Source records -
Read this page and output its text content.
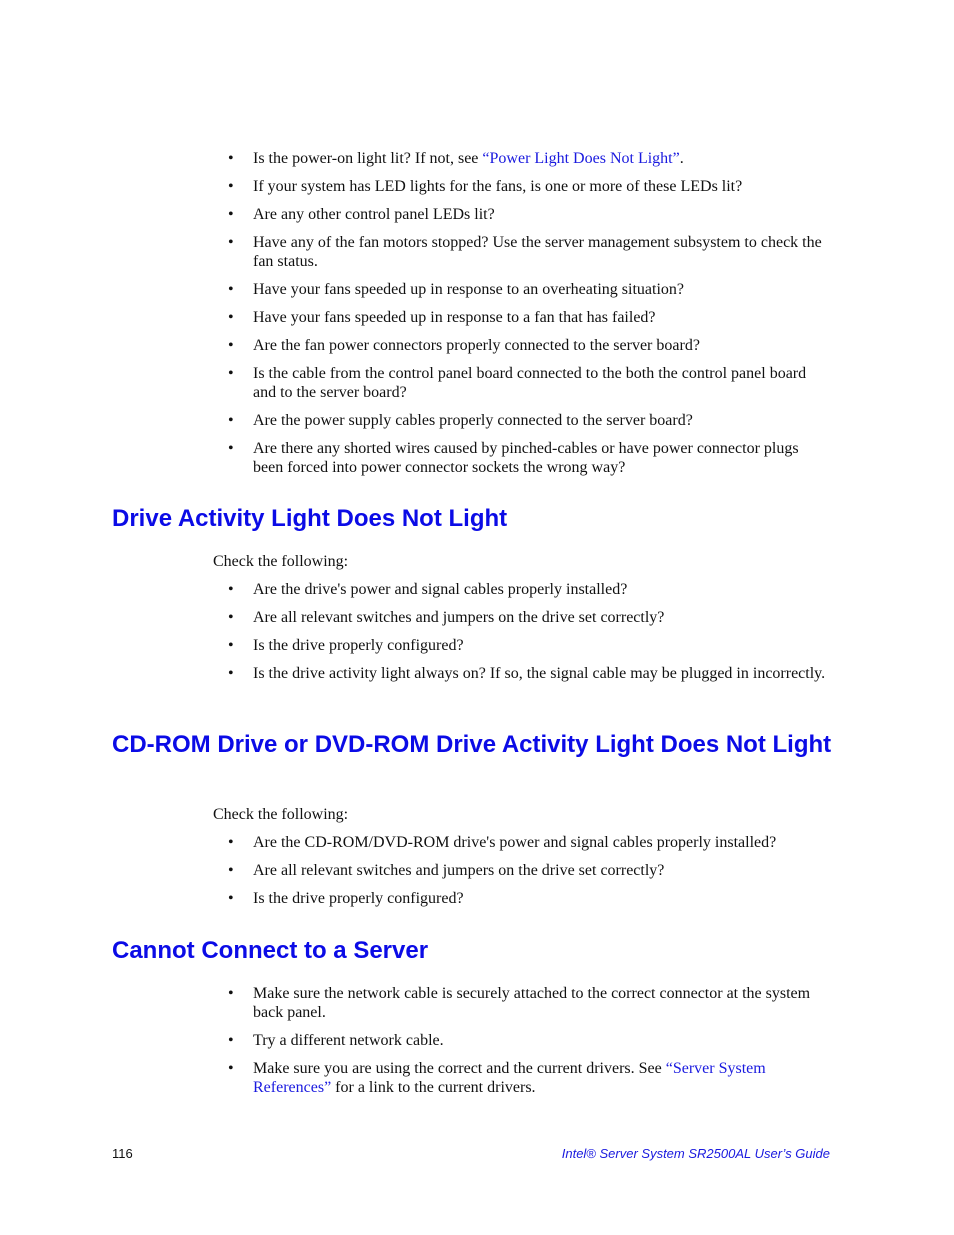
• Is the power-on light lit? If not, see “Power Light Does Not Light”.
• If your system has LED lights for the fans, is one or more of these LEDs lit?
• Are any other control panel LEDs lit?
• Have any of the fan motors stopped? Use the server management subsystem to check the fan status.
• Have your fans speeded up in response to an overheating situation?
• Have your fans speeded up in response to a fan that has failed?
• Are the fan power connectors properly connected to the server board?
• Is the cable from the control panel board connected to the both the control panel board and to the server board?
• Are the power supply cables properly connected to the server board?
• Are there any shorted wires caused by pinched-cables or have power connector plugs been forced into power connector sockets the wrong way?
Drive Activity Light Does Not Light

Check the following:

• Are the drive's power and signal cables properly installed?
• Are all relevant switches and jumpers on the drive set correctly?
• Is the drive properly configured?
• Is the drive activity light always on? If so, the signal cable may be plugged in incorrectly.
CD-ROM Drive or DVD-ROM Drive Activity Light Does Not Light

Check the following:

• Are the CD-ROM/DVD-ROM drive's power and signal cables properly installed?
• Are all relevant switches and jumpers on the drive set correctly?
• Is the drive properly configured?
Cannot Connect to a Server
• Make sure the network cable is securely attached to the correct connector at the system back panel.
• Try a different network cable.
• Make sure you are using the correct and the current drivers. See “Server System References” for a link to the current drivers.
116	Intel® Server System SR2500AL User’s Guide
==
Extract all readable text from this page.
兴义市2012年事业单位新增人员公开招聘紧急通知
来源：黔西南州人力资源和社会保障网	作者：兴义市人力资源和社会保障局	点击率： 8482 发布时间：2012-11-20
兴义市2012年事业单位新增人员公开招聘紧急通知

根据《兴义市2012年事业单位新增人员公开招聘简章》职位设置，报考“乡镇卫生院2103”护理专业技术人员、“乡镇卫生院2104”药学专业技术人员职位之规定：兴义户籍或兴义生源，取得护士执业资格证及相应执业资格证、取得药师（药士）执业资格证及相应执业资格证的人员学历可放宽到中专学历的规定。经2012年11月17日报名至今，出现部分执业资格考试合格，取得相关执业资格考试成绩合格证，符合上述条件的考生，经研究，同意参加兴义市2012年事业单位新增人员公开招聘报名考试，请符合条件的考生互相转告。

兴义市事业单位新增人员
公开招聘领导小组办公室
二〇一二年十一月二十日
...
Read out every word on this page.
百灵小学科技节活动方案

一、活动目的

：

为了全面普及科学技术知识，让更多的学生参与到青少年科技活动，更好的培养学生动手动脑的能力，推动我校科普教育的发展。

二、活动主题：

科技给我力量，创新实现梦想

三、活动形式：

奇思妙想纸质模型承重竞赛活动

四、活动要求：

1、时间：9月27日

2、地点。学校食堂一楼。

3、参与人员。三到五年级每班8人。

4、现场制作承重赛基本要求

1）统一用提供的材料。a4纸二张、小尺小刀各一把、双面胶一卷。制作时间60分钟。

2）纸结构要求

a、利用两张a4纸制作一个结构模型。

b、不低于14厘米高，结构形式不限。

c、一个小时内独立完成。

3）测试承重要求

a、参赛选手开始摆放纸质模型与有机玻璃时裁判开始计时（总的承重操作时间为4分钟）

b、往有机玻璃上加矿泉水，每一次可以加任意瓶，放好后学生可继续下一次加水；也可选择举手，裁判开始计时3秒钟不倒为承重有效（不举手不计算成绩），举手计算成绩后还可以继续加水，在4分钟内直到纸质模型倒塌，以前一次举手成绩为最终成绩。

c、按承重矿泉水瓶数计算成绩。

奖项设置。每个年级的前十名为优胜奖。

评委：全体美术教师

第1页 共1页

Exercise objective - Locate all lines in the listing above with the word "Does" and copy them.

Full answer -
• Is the power-on light lit? If not, see “Power Light Does Not Light”.
Drive Activity Light Does Not Light
CD-ROM Drive or DVD-ROM Drive Activity Light Does Not Light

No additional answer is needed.